Given task: Restate the full set of records exactly, word for word.
--- Provided information ---
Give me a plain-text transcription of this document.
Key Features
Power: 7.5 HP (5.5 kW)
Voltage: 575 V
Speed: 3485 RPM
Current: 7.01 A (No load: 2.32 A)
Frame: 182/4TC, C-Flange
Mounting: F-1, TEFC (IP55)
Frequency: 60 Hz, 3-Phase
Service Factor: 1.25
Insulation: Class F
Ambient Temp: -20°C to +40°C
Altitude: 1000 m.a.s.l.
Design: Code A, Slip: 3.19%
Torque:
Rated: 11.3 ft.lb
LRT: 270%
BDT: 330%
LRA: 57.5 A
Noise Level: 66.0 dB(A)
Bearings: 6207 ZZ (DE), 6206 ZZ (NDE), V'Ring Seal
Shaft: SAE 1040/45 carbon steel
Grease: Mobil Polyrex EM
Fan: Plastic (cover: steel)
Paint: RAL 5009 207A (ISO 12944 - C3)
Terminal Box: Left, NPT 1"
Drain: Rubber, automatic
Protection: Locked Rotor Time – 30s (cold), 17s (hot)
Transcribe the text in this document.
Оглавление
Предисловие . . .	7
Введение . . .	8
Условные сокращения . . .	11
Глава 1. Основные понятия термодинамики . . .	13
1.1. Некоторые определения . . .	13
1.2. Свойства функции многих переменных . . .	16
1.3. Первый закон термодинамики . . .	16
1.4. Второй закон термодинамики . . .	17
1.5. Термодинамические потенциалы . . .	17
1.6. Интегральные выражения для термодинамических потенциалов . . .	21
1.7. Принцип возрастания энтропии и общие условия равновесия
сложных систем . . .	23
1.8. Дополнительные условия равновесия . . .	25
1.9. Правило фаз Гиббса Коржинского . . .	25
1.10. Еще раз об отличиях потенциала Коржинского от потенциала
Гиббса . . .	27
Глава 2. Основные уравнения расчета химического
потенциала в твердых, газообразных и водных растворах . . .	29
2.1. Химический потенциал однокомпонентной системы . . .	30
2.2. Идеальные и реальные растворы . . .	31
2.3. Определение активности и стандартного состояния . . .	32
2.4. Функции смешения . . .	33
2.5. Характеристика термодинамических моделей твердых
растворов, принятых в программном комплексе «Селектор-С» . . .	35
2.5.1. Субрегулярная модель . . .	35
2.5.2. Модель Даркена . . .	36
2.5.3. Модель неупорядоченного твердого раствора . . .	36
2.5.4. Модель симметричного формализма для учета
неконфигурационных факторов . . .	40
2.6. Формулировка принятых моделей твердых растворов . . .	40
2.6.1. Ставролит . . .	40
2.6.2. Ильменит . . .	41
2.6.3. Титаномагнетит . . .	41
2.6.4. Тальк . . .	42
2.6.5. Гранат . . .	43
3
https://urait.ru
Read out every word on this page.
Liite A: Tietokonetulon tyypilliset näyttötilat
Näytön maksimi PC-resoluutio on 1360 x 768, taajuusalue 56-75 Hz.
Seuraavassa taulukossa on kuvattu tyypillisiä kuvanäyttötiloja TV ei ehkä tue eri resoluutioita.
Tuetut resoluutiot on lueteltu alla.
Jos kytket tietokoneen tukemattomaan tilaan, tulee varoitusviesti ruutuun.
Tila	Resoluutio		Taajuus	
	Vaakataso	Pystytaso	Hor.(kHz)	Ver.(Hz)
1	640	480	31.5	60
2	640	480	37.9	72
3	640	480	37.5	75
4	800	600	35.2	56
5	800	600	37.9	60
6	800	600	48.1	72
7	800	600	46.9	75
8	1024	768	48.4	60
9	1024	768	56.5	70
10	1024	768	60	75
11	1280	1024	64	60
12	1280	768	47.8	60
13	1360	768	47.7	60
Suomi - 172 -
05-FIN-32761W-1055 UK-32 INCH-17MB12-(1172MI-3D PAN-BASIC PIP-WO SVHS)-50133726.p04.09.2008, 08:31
---
Solution for this problem:
Give me a plain-text transcription of this document.
Key Features
Power: 7.5 HP (5.5 kW)
Voltage: 575 V
Speed: 3485 RPM
Current: 7.01 A (No load: 2.32 A)
Frame: 182/4TC, C-Flange
Mounting: F-1, TEFC (IP55)
Frequency: 60 Hz, 3-Phase
Service Factor: 1.25
Insulation: Class F
Ambient Temp: -20°C to +40°C
Altitude: 1000 m.a.s.l.
Design: Code A, Slip: 3.19%
Torque:
Rated: 11.3 ft.lb
LRT: 270%
BDT: 330%
LRA: 57.5 A
Noise Level: 66.0 dB(A)
Bearings: 6207 ZZ (DE), 6206 ZZ (NDE), V'Ring Seal
Shaft: SAE 1040/45 carbon steel
Grease: Mobil Polyrex EM
Fan: Plastic (cover: steel)
Paint: RAL 5009 207A (ISO 12944 - C3)
Terminal Box: Left, NPT 1"
Drain: Rubber, automatic
Protection: Locked Rotor Time – 30s (cold), 17s (hot)
Transcribe the text in this document.
Оглавление
Предисловие . . .	7
Введение . . .	8
Условные сокращения . . .	11
Глава 1. Основные понятия термодинамики . . .	13
1.1. Некоторые определения . . .	13
1.2. Свойства функции многих переменных . . .	16
1.3. Первый закон термодинамики . . .	16
1.4. Второй закон термодинамики . . .	17
1.5. Термодинамические потенциалы . . .	17
1.6. Интегральные выражения для термодинамических потенциалов . . .	21
1.7. Принцип возрастания энтропии и общие условия равновесия
сложных систем . . .	23
1.8. Дополнительные условия равновесия . . .	25
1.9. Правило фаз Гиббса Коржинского . . .	25
1.10. Еще раз об отличиях потенциала Коржинского от потенциала
Гиббса . . .	27
Глава 2. Основные уравнения расчета химического
потенциала в твердых, газообразных и водных растворах . . .	29
2.1. Химический потенциал однокомпонентной системы . . .	30
2.2. Идеальные и реальные растворы . . .	31
2.3. Определение активности и стандартного состояния . . .	32
2.4. Функции смешения . . .	33
2.5. Характеристика термодинамических моделей твердых
растворов, принятых в программном комплексе «Селектор-С» . . .	35
2.5.1. Субрегулярная модель . . .	35
2.5.2. Модель Даркена . . .	36
2.5.3. Модель неупорядоченного твердого раствора . . .	36
2.5.4. Модель симметричного формализма для учета
неконфигурационных факторов . . .	40
2.6. Формулировка принятых моделей твердых растворов . . .	40
2.6.1. Ставролит . . .	40
2.6.2. Ильменит . . .	41
2.6.3. Титаномагнетит . . .	41
2.6.4. Тальк . . .	42
2.6.5. Гранат . . .	43
3
https://urait.ru
Read out every word on this page.
Liite A: Tietokonetulon tyypilliset näyttötilat
Näytön maksimi PC-resoluutio on 1360 x 768, taajuusalue 56-75 Hz.
Seuraavassa taulukossa on kuvattu tyypillisiä kuvanäyttötiloja TV ei ehkä tue eri resoluutioita.
Tuetut resoluutiot on lueteltu alla.
Jos kytket tietokoneen tukemattomaan tilaan, tulee varoitusviesti ruutuun.
Tila	Resoluutio		Taajuus	
	Vaakataso	Pystytaso	Hor.(kHz)	Ver.(Hz)
1	640	480	31.5	60
2	640	480	37.9	72
3	640	480	37.5	75
4	800	600	35.2	56
5	800	600	37.9	60
6	800	600	48.1	72
7	800	600	46.9	75
8	1024	768	48.4	60
9	1024	768	56.5	70
10	1024	768	60	75
11	1280	1024	64	60
12	1280	768	47.8	60
13	1360	768	47.7	60
Suomi - 172 -
05-FIN-32761W-1055 UK-32 INCH-17MB12-(1172MI-3D PAN-BASIC PIP-WO SVHS)-50133726.p04.09.2008, 08:31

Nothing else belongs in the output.